Aim
List, from the lines below, each one with "kitchen" in it.

Dataset records
==============================

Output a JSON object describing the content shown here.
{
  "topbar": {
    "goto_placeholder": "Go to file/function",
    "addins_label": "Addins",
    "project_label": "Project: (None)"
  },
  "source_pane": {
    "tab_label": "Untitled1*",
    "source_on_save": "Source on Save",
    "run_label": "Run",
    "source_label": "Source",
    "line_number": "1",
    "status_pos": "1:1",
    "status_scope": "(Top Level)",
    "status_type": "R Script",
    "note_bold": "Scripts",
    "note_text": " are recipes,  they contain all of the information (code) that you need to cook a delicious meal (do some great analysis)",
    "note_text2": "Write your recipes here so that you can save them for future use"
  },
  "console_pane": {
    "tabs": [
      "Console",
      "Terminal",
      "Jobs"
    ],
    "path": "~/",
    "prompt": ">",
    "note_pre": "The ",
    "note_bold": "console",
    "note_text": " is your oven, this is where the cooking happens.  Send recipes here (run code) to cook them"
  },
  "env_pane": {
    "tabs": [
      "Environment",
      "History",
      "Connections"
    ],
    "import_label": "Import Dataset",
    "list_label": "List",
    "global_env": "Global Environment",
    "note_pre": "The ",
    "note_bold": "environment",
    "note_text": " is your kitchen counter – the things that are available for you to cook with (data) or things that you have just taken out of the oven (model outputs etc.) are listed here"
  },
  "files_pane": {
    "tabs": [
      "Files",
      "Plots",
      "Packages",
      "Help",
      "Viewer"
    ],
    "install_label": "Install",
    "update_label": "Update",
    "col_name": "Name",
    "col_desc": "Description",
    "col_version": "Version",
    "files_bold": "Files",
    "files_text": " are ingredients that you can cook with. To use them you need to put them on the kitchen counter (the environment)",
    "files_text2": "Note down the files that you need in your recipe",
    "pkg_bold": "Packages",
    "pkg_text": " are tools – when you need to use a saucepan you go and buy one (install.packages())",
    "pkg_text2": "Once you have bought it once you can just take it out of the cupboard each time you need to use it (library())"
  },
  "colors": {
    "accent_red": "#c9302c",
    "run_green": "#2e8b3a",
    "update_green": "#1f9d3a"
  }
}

==============================

Exercise result
    "note_text": " is your kitchen counter – the things that are available for you to cook with (data) or things that you have just taken out of the oven (model outputs etc.) are listed here"
    "files_text": " are ingredients that you can cook with. To use them you need to put them on the kitchen counter (the environment)",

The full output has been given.